Stated task: Scan the data below and pick out the lines containing the word "electron".

Given entries:
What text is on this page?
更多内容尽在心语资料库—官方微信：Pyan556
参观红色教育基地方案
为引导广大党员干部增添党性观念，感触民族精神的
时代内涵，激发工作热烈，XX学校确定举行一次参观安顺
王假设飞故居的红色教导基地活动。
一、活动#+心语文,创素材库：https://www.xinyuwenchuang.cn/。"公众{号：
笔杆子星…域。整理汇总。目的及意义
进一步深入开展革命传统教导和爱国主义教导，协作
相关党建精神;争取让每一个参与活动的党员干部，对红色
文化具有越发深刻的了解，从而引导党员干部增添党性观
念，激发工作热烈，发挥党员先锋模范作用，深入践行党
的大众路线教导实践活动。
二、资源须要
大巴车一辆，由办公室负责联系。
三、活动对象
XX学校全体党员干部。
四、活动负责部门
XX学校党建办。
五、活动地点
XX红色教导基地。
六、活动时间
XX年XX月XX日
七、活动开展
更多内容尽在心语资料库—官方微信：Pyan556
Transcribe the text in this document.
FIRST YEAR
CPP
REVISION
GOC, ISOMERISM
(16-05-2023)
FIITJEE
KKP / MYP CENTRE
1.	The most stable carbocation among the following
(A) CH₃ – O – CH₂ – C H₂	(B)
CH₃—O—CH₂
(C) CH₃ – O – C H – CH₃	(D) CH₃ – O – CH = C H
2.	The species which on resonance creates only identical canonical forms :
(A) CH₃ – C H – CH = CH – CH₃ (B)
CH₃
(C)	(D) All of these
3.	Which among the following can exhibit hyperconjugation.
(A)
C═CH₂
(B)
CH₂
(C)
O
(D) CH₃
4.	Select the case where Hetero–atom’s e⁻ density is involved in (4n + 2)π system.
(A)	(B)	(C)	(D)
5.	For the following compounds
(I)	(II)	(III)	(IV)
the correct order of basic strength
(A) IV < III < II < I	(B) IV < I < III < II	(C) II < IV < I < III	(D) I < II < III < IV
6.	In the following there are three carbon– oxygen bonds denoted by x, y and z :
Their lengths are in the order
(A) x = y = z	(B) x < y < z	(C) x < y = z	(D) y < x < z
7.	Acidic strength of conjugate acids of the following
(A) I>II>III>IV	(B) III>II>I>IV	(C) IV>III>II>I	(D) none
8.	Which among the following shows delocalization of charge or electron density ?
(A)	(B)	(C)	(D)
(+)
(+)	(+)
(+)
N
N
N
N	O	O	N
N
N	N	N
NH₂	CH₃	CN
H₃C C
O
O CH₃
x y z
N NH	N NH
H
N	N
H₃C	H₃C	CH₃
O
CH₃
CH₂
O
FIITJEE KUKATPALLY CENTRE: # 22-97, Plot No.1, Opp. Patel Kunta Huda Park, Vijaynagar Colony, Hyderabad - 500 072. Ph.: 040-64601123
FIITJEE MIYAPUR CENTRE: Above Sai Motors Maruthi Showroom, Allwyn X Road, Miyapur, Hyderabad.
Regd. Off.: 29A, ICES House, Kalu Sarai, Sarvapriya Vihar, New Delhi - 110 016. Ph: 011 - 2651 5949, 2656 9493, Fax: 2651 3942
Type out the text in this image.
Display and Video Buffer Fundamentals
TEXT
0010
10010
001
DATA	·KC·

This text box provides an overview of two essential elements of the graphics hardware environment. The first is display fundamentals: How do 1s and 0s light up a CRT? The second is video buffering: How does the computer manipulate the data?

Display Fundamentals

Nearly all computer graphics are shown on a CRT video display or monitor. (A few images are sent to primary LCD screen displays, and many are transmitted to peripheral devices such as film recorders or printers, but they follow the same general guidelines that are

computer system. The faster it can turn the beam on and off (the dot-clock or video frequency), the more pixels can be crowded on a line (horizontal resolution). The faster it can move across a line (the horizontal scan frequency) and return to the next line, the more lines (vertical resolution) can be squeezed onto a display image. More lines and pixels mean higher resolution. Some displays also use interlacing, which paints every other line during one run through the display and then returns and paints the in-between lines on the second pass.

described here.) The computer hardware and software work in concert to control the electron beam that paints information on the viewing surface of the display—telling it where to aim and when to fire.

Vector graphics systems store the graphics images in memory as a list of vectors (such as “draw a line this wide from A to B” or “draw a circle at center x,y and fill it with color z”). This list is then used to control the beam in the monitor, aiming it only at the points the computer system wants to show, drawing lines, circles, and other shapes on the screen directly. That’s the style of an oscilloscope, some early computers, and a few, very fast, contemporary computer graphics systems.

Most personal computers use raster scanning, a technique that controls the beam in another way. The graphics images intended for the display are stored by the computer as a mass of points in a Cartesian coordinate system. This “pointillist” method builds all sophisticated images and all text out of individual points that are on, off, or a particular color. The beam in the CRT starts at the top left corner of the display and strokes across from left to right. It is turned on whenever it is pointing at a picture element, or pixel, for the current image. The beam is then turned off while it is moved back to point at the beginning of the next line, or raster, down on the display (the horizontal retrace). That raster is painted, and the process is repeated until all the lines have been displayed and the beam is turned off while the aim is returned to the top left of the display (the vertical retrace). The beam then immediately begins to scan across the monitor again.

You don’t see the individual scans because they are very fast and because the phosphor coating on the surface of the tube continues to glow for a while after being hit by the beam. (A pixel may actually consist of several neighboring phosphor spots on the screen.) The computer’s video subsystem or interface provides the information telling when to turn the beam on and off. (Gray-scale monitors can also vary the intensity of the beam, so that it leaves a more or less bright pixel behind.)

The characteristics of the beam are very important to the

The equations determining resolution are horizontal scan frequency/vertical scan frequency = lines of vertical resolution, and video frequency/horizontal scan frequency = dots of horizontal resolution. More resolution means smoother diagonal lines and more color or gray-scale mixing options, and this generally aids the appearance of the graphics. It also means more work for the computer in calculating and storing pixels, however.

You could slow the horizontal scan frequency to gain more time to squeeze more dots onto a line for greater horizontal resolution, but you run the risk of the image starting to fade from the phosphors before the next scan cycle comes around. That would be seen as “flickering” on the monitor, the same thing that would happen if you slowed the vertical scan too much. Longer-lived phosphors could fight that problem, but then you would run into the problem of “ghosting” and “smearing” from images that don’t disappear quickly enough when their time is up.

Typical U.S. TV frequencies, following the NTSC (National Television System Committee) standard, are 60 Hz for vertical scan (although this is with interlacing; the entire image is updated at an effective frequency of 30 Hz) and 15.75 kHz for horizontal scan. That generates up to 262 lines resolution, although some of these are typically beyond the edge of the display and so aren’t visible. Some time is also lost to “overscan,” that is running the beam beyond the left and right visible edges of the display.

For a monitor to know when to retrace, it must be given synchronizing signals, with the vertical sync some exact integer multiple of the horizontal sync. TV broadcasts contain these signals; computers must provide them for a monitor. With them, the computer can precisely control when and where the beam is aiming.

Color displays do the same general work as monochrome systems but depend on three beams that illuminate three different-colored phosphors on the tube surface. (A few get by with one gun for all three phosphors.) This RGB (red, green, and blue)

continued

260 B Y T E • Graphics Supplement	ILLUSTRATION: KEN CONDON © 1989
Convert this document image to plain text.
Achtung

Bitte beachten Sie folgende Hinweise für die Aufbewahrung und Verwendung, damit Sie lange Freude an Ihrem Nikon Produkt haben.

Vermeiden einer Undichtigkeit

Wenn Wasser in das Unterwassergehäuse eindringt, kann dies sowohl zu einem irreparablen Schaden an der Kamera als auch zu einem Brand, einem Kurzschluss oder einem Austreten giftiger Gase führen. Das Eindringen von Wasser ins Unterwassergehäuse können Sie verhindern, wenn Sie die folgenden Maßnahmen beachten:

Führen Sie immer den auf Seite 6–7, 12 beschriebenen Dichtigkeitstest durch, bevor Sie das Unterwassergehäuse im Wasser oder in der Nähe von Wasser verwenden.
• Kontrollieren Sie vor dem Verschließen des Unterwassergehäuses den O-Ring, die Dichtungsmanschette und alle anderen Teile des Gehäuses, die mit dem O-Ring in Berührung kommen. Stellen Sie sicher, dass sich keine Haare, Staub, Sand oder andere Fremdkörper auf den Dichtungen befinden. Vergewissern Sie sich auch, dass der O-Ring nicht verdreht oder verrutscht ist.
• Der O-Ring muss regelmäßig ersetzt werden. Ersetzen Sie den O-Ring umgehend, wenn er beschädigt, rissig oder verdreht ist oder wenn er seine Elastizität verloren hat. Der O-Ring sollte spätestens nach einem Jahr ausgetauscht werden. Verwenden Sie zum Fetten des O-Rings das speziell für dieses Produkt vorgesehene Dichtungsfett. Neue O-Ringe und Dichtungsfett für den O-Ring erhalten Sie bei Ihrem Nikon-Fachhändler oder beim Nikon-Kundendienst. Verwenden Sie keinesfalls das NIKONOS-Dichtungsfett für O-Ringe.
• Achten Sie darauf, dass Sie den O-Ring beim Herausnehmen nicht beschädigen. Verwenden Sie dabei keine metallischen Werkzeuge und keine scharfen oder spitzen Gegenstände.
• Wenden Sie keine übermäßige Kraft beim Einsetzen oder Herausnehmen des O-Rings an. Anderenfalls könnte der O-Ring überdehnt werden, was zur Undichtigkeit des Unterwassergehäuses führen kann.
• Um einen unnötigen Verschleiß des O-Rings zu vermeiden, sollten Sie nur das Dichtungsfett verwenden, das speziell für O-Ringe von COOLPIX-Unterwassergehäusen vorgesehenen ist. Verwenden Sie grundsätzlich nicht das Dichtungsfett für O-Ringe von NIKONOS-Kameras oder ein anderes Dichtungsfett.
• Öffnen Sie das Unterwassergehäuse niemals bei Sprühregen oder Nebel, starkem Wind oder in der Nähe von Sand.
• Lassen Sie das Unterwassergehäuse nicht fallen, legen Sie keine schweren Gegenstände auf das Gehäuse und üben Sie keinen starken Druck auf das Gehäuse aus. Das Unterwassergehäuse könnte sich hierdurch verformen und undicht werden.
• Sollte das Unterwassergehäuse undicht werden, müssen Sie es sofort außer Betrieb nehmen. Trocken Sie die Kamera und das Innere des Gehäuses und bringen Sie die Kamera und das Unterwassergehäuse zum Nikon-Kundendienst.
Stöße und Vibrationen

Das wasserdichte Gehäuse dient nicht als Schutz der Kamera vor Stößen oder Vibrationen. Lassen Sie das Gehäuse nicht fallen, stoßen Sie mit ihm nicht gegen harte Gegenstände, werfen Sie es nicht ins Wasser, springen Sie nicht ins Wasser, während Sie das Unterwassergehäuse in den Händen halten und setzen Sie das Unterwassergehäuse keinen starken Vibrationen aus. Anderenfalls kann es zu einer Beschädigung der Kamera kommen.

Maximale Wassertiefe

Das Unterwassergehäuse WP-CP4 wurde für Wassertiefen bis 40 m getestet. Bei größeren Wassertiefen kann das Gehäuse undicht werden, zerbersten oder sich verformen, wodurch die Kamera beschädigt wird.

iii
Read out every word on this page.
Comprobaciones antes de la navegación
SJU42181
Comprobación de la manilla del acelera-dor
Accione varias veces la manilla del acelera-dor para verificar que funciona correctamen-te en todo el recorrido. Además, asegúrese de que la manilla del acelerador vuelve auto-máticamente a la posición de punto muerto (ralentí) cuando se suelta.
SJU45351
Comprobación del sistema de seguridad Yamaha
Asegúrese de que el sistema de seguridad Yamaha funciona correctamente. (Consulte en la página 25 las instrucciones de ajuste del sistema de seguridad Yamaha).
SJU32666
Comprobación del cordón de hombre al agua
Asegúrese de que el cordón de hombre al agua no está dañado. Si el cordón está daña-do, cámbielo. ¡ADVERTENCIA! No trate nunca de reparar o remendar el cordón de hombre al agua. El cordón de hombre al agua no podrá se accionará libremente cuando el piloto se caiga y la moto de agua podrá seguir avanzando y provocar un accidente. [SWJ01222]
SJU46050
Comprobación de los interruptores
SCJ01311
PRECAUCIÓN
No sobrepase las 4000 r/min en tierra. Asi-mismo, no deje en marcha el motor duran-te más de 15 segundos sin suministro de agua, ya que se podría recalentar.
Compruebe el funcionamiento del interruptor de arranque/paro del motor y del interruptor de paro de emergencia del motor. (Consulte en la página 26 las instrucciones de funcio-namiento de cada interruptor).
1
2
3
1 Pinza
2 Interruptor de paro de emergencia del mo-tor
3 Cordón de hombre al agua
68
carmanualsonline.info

Result of the task:
8.	Which among the following shows delocalization of charge or electron density ?
described here.) The computer hardware and software work in concert to control the electron beam that paints information on the viewing surface of the display—telling it where to aim and when to fire.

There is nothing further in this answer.